To do:
From the listing below, select every line where the word "name" appears.

Extracted entries:
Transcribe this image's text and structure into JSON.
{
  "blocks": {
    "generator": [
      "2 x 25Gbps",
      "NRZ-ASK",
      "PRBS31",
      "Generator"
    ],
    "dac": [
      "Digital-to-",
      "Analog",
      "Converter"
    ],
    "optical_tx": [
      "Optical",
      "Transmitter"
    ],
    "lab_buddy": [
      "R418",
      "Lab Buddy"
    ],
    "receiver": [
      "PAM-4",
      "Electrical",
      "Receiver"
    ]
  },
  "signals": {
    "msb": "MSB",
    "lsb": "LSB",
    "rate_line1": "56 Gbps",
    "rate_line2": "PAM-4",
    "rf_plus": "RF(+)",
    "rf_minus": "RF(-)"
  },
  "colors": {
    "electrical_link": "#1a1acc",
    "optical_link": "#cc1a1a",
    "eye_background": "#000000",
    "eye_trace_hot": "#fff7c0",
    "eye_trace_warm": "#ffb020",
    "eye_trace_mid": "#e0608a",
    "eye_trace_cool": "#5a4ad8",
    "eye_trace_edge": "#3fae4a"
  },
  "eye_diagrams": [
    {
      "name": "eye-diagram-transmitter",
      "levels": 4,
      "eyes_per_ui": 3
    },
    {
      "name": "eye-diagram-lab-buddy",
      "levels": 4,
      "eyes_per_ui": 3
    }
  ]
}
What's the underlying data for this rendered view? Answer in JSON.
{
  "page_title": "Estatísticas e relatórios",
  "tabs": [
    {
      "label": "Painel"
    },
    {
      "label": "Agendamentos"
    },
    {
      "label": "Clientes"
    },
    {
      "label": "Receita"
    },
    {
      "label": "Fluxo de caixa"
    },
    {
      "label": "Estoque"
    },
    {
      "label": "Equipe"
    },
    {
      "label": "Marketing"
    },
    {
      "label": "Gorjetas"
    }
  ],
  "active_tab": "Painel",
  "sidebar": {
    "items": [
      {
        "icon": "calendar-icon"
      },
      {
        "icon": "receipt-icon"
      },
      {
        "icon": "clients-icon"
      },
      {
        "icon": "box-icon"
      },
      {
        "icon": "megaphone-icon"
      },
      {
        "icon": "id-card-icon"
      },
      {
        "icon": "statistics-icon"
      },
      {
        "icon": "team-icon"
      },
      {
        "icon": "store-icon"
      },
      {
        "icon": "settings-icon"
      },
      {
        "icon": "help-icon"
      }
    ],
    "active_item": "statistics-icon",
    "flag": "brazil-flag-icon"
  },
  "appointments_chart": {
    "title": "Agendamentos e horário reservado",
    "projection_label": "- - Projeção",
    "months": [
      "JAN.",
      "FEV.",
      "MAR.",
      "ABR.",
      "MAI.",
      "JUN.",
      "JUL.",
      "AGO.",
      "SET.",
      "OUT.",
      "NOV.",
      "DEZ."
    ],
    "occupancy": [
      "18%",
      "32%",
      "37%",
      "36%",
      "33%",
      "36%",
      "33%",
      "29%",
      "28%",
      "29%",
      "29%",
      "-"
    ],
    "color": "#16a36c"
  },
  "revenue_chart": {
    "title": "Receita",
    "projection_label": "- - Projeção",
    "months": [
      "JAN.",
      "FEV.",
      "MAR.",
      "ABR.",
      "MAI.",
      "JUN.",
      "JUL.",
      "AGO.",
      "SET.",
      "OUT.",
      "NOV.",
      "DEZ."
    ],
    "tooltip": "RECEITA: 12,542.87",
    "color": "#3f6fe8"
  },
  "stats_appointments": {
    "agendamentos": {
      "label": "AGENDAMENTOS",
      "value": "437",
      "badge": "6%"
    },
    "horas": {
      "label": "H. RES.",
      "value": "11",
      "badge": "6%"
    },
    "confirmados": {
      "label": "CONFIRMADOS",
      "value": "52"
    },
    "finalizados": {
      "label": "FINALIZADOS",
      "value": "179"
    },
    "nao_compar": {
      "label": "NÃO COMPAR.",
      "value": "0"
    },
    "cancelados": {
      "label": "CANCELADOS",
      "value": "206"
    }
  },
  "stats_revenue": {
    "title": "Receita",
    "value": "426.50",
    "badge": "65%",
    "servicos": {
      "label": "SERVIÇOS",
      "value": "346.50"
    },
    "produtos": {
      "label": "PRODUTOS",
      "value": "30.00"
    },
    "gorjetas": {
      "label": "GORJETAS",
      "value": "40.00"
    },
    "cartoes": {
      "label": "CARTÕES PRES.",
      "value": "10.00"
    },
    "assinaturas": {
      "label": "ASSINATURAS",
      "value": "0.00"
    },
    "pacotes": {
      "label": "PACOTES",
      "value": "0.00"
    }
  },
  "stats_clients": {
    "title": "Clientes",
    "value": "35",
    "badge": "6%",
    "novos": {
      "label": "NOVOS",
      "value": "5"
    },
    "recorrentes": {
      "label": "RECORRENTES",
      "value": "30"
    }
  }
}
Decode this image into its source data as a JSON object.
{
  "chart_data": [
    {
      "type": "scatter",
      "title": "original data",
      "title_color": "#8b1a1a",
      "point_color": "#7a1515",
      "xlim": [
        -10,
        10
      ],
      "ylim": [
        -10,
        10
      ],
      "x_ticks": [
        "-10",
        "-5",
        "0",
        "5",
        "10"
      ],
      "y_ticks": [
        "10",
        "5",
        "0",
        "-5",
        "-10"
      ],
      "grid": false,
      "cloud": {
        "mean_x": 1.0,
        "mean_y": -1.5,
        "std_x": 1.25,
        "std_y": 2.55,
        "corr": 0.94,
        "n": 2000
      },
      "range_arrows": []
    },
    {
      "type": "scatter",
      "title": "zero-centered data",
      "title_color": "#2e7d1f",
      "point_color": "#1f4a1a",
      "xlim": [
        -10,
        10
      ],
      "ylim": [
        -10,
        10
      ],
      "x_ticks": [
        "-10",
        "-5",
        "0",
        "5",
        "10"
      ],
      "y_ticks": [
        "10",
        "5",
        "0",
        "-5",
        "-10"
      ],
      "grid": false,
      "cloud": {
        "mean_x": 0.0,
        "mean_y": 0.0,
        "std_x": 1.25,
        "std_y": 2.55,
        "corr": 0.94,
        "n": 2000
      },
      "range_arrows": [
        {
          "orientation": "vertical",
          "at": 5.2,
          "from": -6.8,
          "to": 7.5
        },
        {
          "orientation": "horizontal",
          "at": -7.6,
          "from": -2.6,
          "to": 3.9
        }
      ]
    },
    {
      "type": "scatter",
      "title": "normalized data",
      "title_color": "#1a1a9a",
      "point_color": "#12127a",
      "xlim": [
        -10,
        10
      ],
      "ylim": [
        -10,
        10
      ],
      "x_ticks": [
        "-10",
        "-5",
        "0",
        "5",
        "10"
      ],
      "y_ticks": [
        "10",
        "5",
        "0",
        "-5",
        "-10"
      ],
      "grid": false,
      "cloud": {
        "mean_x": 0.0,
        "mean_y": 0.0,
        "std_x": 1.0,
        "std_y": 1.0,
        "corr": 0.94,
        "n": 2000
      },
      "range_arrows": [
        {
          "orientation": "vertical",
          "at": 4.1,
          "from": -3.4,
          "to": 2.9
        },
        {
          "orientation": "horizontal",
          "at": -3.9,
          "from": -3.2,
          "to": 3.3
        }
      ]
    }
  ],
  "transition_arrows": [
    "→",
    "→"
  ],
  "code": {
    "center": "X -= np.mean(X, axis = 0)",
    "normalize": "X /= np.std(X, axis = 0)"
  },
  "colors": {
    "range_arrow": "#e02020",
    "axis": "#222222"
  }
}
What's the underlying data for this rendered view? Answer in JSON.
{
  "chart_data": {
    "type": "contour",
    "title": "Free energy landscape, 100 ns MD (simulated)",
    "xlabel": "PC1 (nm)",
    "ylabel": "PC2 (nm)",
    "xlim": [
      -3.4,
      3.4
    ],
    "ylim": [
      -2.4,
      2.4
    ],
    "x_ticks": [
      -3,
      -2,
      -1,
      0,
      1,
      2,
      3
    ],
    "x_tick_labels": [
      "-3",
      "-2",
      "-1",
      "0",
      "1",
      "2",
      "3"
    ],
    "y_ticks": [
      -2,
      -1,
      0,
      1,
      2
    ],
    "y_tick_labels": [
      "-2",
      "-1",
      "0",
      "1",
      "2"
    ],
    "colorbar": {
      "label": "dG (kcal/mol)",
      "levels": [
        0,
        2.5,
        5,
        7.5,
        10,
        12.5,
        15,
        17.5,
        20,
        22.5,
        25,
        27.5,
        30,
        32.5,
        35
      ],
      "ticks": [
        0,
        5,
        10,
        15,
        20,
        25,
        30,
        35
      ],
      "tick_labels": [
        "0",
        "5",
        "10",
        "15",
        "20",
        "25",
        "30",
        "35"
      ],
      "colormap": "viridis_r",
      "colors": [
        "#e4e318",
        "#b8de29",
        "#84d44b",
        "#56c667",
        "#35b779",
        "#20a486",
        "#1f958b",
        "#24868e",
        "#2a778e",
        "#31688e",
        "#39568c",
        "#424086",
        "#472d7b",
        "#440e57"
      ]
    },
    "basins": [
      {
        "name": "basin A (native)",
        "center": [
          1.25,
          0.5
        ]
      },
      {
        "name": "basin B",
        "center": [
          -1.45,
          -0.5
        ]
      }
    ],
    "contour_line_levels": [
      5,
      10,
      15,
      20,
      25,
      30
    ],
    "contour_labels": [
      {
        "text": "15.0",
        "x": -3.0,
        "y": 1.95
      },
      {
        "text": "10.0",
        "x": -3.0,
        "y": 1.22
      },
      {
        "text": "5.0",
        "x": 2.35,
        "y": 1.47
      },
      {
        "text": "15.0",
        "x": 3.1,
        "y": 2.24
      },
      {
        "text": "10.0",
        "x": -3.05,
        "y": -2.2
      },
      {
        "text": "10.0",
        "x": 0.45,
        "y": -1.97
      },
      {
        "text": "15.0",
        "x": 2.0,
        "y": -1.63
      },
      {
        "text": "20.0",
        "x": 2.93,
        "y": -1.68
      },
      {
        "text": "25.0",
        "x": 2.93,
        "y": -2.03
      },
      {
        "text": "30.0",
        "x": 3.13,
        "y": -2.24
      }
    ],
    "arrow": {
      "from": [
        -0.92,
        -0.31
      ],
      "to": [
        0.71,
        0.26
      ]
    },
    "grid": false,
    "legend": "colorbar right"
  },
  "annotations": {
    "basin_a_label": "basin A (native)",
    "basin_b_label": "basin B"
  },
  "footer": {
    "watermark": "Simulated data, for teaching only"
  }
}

Task solution:
      "name": "eye-diagram-transmitter",
      "name": "eye-diagram-lab-buddy",
        "name": "basin A (native)",
        "name": "basin B",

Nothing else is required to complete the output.